--- SET PROBLEM ---
Please copy every line of the items below verbatim, leaving out the pictures.

* * * * *

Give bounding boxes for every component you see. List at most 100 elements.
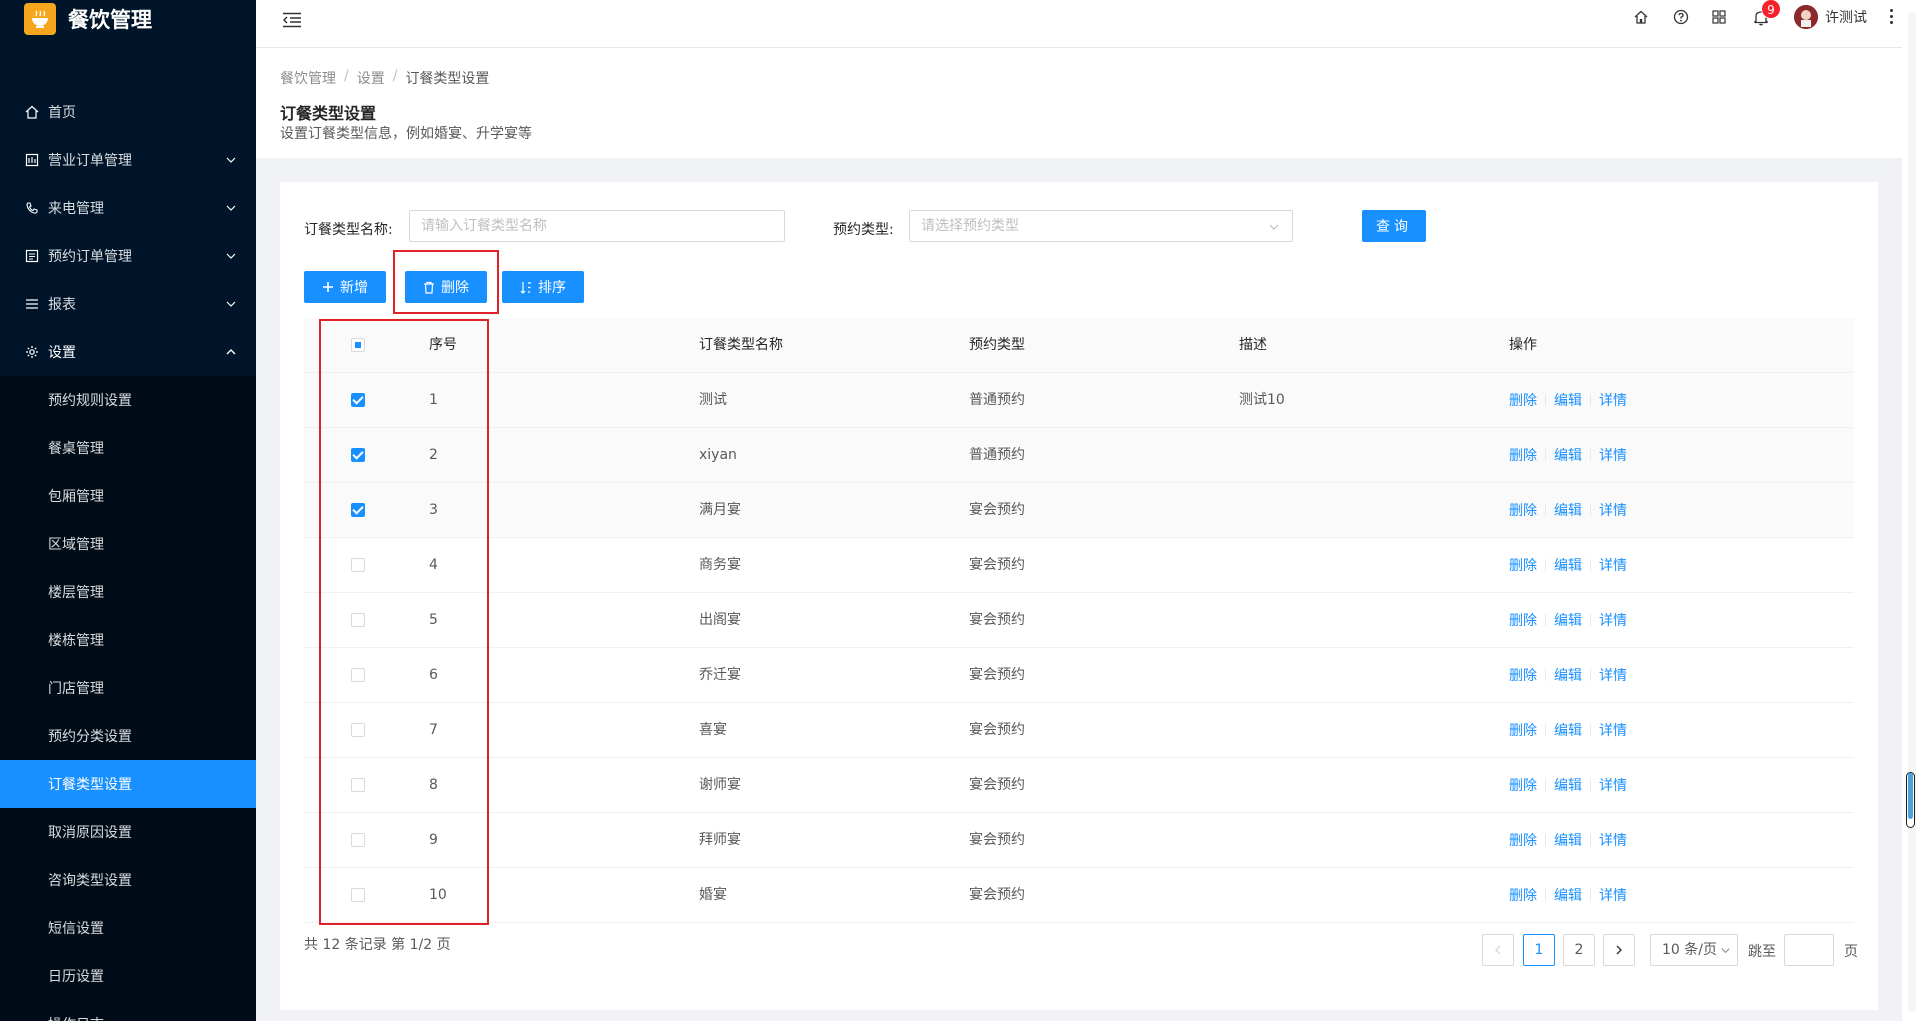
page-button-1[interactable]: 1	[1523, 934, 1555, 966]
row-checkbox[interactable]	[351, 558, 365, 572]
row-delete-link[interactable]: 删除	[1509, 885, 1537, 905]
row-delete-link[interactable]: 删除	[1509, 610, 1537, 630]
row-delete-link[interactable]: 删除	[1509, 665, 1537, 685]
next-page-button[interactable]	[1603, 934, 1635, 966]
row-edit-link[interactable]: 编辑	[1554, 390, 1582, 410]
cell-index: 9	[429, 832, 438, 848]
table-row[interactable]: 1 测试 普通预约 测试10 删除 编辑 详情	[304, 373, 1854, 428]
page-scrollbar[interactable]	[1902, 0, 1920, 1021]
home-icon[interactable]	[1632, 8, 1650, 26]
sidebar-item-private-rooms[interactable]: 包厢管理	[0, 472, 256, 520]
bell-icon[interactable]: 9	[1752, 0, 1781, 26]
row-detail-link[interactable]: 详情	[1599, 500, 1627, 520]
table-row[interactable]: 3 满月宴 宴会预约 删除 编辑 详情	[304, 483, 1854, 538]
row-checkbox[interactable]	[351, 723, 365, 737]
logo-icon	[24, 3, 56, 35]
sidebar-item-floors[interactable]: 楼层管理	[0, 568, 256, 616]
page-size-select[interactable]: 10 条/页	[1650, 934, 1738, 966]
table-row[interactable]: 5 出阁宴 宴会预约 删除 编辑 详情	[304, 593, 1854, 648]
scrollbar-thumb[interactable]	[1906, 772, 1915, 828]
row-edit-link[interactable]: 编辑	[1554, 500, 1582, 520]
user-menu[interactable]: 许测试	[1794, 4, 1867, 30]
row-delete-link[interactable]: 删除	[1509, 555, 1537, 575]
table-body: 1 测试 普通预约 测试10 删除 编辑 详情 2 xiyan 普通预约 删除 编辑 详情 3 满月宴 宴会预…	[304, 373, 1854, 923]
row-edit-link[interactable]: 编辑	[1554, 885, 1582, 905]
sidebar-item-stores[interactable]: 门店管理	[0, 664, 256, 712]
row-edit-link[interactable]: 编辑	[1554, 830, 1582, 850]
sidebar-item-reports[interactable]: 报表	[0, 280, 256, 328]
table-row[interactable]: 7 喜宴 宴会预约 删除 编辑 详情	[304, 703, 1854, 758]
row-edit-link[interactable]: 编辑	[1554, 720, 1582, 740]
page-button-2[interactable]: 2	[1563, 934, 1595, 966]
row-checkbox[interactable]	[351, 393, 365, 407]
row-edit-link[interactable]: 编辑	[1554, 775, 1582, 795]
row-detail-link[interactable]: 详情	[1599, 445, 1627, 465]
more-vertical-icon[interactable]	[1884, 6, 1898, 26]
row-checkbox[interactable]	[351, 888, 365, 902]
menu-fold-icon[interactable]	[280, 8, 304, 32]
select-all-checkbox[interactable]	[351, 338, 365, 352]
row-checkbox[interactable]	[351, 833, 365, 847]
sidebar-item-home[interactable]: 首页	[0, 88, 256, 136]
row-detail-link[interactable]: 详情	[1599, 830, 1627, 850]
sidebar-item-tables[interactable]: 餐桌管理	[0, 424, 256, 472]
row-delete-link[interactable]: 删除	[1509, 775, 1537, 795]
table-row[interactable]: 9 拜师宴 宴会预约 删除 编辑 详情	[304, 813, 1854, 868]
row-detail-link[interactable]: 详情	[1599, 555, 1627, 575]
query-button[interactable]: 查询	[1362, 210, 1426, 242]
row-delete-link[interactable]: 删除	[1509, 720, 1537, 740]
help-icon[interactable]	[1672, 8, 1690, 26]
row-delete-link[interactable]: 删除	[1509, 445, 1537, 465]
sidebar-item-sms[interactable]: 短信设置	[0, 904, 256, 952]
row-delete-link[interactable]: 删除	[1509, 500, 1537, 520]
row-delete-link[interactable]: 删除	[1509, 830, 1537, 850]
sidebar-item-business-orders[interactable]: 营业订单管理	[0, 136, 256, 184]
cell-name: 乔迁宴	[699, 667, 741, 683]
sidebar-item-operation-log[interactable]: 操作日志	[0, 1000, 256, 1021]
meal-type-name-input[interactable]: 请输入订餐类型名称	[409, 210, 785, 242]
table-row[interactable]: 4 商务宴 宴会预约 删除 编辑 详情	[304, 538, 1854, 593]
row-edit-link[interactable]: 编辑	[1554, 445, 1582, 465]
table-row[interactable]: 2 xiyan 普通预约 删除 编辑 详情	[304, 428, 1854, 483]
sidebar-item-label: 首页	[48, 105, 76, 121]
prev-page-button[interactable]	[1482, 934, 1514, 966]
row-edit-link[interactable]: 编辑	[1554, 665, 1582, 685]
row-checkbox[interactable]	[351, 613, 365, 627]
table-row[interactable]: 10 婚宴 宴会预约 删除 编辑 详情	[304, 868, 1854, 923]
sidebar-item-areas[interactable]: 区域管理	[0, 520, 256, 568]
row-detail-link[interactable]: 详情	[1599, 775, 1627, 795]
add-button[interactable]: 新增	[304, 271, 386, 303]
row-checkbox[interactable]	[351, 778, 365, 792]
row-delete-link[interactable]: 删除	[1509, 390, 1537, 410]
row-edit-link[interactable]: 编辑	[1554, 610, 1582, 630]
row-checkbox[interactable]	[351, 448, 365, 462]
sidebar-item-settings[interactable]: 设置	[0, 328, 256, 376]
sort-button[interactable]: 排序	[502, 271, 584, 303]
sidebar-item-calls[interactable]: 来电管理	[0, 184, 256, 232]
table-row[interactable]: 8 谢师宴 宴会预约 删除 编辑 详情	[304, 758, 1854, 813]
sidebar-item-inquiry-types[interactable]: 咨询类型设置	[0, 856, 256, 904]
sidebar-item-calendar[interactable]: 日历设置	[0, 952, 256, 1000]
row-edit-link[interactable]: 编辑	[1554, 555, 1582, 575]
sidebar-item-cancel-reasons[interactable]: 取消原因设置	[0, 808, 256, 856]
row-checkbox[interactable]	[351, 503, 365, 517]
row-detail-link[interactable]: 详情	[1599, 885, 1627, 905]
sidebar-item-reservation-orders[interactable]: 预约订单管理	[0, 232, 256, 280]
reservation-type-select[interactable]: 请选择预约类型	[909, 210, 1293, 242]
breadcrumb-item[interactable]: 设置	[357, 68, 385, 88]
row-detail-link[interactable]: 详情	[1599, 390, 1627, 410]
apps-icon[interactable]	[1710, 8, 1728, 26]
row-detail-link[interactable]: 详情	[1599, 720, 1627, 740]
row-detail-link[interactable]: 详情	[1599, 610, 1627, 630]
sidebar-item-reservation-categories[interactable]: 预约分类设置	[0, 712, 256, 760]
sidebar-item-meal-types[interactable]: 订餐类型设置	[0, 760, 256, 808]
jump-page-input[interactable]	[1784, 934, 1834, 966]
row-checkbox[interactable]	[351, 668, 365, 682]
breadcrumb-item[interactable]: 餐饮管理	[280, 68, 336, 88]
sidebar-item-buildings[interactable]: 楼栋管理	[0, 616, 256, 664]
sidebar-item-reservation-rules[interactable]: 预约规则设置	[0, 376, 256, 424]
table-row[interactable]: 6 乔迁宴 宴会预约 删除 编辑 详情	[304, 648, 1854, 703]
delete-button[interactable]: 删除	[405, 271, 487, 303]
chevron-left-icon	[1495, 945, 1501, 955]
row-detail-link[interactable]: 详情	[1599, 665, 1627, 685]
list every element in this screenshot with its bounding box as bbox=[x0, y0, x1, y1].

* * * * *

--- ANSWER TO THIS TASK ---
Give bounding boxes for every component you see. List at most 100 elements.
page-button-1[interactable]: 1	[1523, 934, 1555, 966]
row-checkbox[interactable]	[351, 558, 365, 572]
row-delete-link[interactable]: 删除	[1509, 885, 1537, 905]
row-delete-link[interactable]: 删除	[1509, 610, 1537, 630]
row-delete-link[interactable]: 删除	[1509, 665, 1537, 685]
next-page-button[interactable]	[1603, 934, 1635, 966]
row-edit-link[interactable]: 编辑	[1554, 390, 1582, 410]
cell-index: 9	[429, 832, 438, 848]
table-row[interactable]: 1 测试 普通预约 测试10 删除 编辑 详情	[304, 373, 1854, 428]
page-scrollbar[interactable]	[1902, 0, 1920, 1021]
home-icon[interactable]	[1632, 8, 1650, 26]
sidebar-item-private-rooms[interactable]: 包厢管理	[0, 472, 256, 520]
bell-icon[interactable]: 9	[1752, 0, 1781, 26]
row-detail-link[interactable]: 详情	[1599, 500, 1627, 520]
table-row[interactable]: 3 满月宴 宴会预约 删除 编辑 详情	[304, 483, 1854, 538]
row-checkbox[interactable]	[351, 723, 365, 737]
logo-icon	[24, 3, 56, 35]
sidebar-item-floors[interactable]: 楼层管理	[0, 568, 256, 616]
page-size-select[interactable]: 10 条/页	[1650, 934, 1738, 966]
table-row[interactable]: 5 出阁宴 宴会预约 删除 编辑 详情	[304, 593, 1854, 648]
scrollbar-thumb[interactable]	[1906, 772, 1915, 828]
row-edit-link[interactable]: 编辑	[1554, 500, 1582, 520]
user-menu[interactable]: 许测试	[1794, 4, 1867, 30]
row-delete-link[interactable]: 删除	[1509, 555, 1537, 575]
table-body: 1 测试 普通预约 测试10 删除 编辑 详情 2 xiyan 普通预约 删除 编辑 详情 3 满月宴 宴会预…	[304, 373, 1854, 923]
row-edit-link[interactable]: 编辑	[1554, 885, 1582, 905]
sidebar-item-stores[interactable]: 门店管理	[0, 664, 256, 712]
row-edit-link[interactable]: 编辑	[1554, 830, 1582, 850]
sidebar-item-reports[interactable]: 报表	[0, 280, 256, 328]
table-row[interactable]: 7 喜宴 宴会预约 删除 编辑 详情	[304, 703, 1854, 758]
row-edit-link[interactable]: 编辑	[1554, 720, 1582, 740]
page-button-2[interactable]: 2	[1563, 934, 1595, 966]
row-checkbox[interactable]	[351, 393, 365, 407]
row-edit-link[interactable]: 编辑	[1554, 775, 1582, 795]
row-detail-link[interactable]: 详情	[1599, 445, 1627, 465]
more-vertical-icon[interactable]	[1884, 6, 1898, 26]
row-checkbox[interactable]	[351, 888, 365, 902]
menu-fold-icon[interactable]	[280, 8, 304, 32]
select-all-checkbox[interactable]	[351, 338, 365, 352]
row-checkbox[interactable]	[351, 833, 365, 847]
sidebar-item-home[interactable]: 首页	[0, 88, 256, 136]
row-detail-link[interactable]: 详情	[1599, 830, 1627, 850]
sidebar-item-tables[interactable]: 餐桌管理	[0, 424, 256, 472]
row-delete-link[interactable]: 删除	[1509, 775, 1537, 795]
table-row[interactable]: 9 拜师宴 宴会预约 删除 编辑 详情	[304, 813, 1854, 868]
row-detail-link[interactable]: 详情	[1599, 555, 1627, 575]
query-button[interactable]: 查询	[1362, 210, 1426, 242]
row-delete-link[interactable]: 删除	[1509, 720, 1537, 740]
help-icon[interactable]	[1672, 8, 1690, 26]
row-delete-link[interactable]: 删除	[1509, 445, 1537, 465]
sidebar-item-sms[interactable]: 短信设置	[0, 904, 256, 952]
row-delete-link[interactable]: 删除	[1509, 500, 1537, 520]
row-delete-link[interactable]: 删除	[1509, 830, 1537, 850]
sidebar-item-business-orders[interactable]: 营业订单管理	[0, 136, 256, 184]
cell-name: 乔迁宴	[699, 667, 741, 683]
sidebar-item-operation-log[interactable]: 操作日志	[0, 1000, 256, 1021]
meal-type-name-input[interactable]: 请输入订餐类型名称	[409, 210, 785, 242]
table-row[interactable]: 4 商务宴 宴会预约 删除 编辑 详情	[304, 538, 1854, 593]
row-edit-link[interactable]: 编辑	[1554, 445, 1582, 465]
table-row[interactable]: 2 xiyan 普通预约 删除 编辑 详情	[304, 428, 1854, 483]
sidebar-item-label: 首页	[48, 105, 76, 121]
prev-page-button[interactable]	[1482, 934, 1514, 966]
row-edit-link[interactable]: 编辑	[1554, 665, 1582, 685]
row-checkbox[interactable]	[351, 613, 365, 627]
table-row[interactable]: 10 婚宴 宴会预约 删除 编辑 详情	[304, 868, 1854, 923]
sidebar-item-areas[interactable]: 区域管理	[0, 520, 256, 568]
row-detail-link[interactable]: 详情	[1599, 775, 1627, 795]
add-button[interactable]: 新增	[304, 271, 386, 303]
row-checkbox[interactable]	[351, 778, 365, 792]
row-delete-link[interactable]: 删除	[1509, 390, 1537, 410]
row-edit-link[interactable]: 编辑	[1554, 610, 1582, 630]
row-checkbox[interactable]	[351, 448, 365, 462]
sidebar-item-settings[interactable]: 设置	[0, 328, 256, 376]
sort-button[interactable]: 排序	[502, 271, 584, 303]
sidebar-item-calls[interactable]: 来电管理	[0, 184, 256, 232]
table-row[interactable]: 8 谢师宴 宴会预约 删除 编辑 详情	[304, 758, 1854, 813]
sidebar-item-inquiry-types[interactable]: 咨询类型设置	[0, 856, 256, 904]
sidebar-item-calendar[interactable]: 日历设置	[0, 952, 256, 1000]
row-edit-link[interactable]: 编辑	[1554, 555, 1582, 575]
sidebar-item-cancel-reasons[interactable]: 取消原因设置	[0, 808, 256, 856]
row-checkbox[interactable]	[351, 503, 365, 517]
row-detail-link[interactable]: 详情	[1599, 885, 1627, 905]
sidebar-item-reservation-orders[interactable]: 预约订单管理	[0, 232, 256, 280]
reservation-type-select[interactable]: 请选择预约类型	[909, 210, 1293, 242]
breadcrumb-item[interactable]: 设置	[357, 68, 385, 88]
row-detail-link[interactable]: 详情	[1599, 390, 1627, 410]
apps-icon[interactable]	[1710, 8, 1728, 26]
row-detail-link[interactable]: 详情	[1599, 720, 1627, 740]
row-detail-link[interactable]: 详情	[1599, 610, 1627, 630]
sidebar-item-reservation-categories[interactable]: 预约分类设置	[0, 712, 256, 760]
sidebar-item-meal-types[interactable]: 订餐类型设置	[0, 760, 256, 808]
jump-page-input[interactable]	[1784, 934, 1834, 966]
row-checkbox[interactable]	[351, 668, 365, 682]
breadcrumb-item[interactable]: 餐饮管理	[280, 68, 336, 88]
sidebar-item-buildings[interactable]: 楼栋管理	[0, 616, 256, 664]
sidebar-item-reservation-rules[interactable]: 预约规则设置	[0, 376, 256, 424]
table-row[interactable]: 6 乔迁宴 宴会预约 删除 编辑 详情	[304, 648, 1854, 703]
delete-button[interactable]: 删除	[405, 271, 487, 303]
chevron-left-icon	[1495, 945, 1501, 955]
row-detail-link[interactable]: 详情	[1599, 665, 1627, 685]
list every element in this screenshot with its bounding box as bbox=[x0, y0, x1, y1].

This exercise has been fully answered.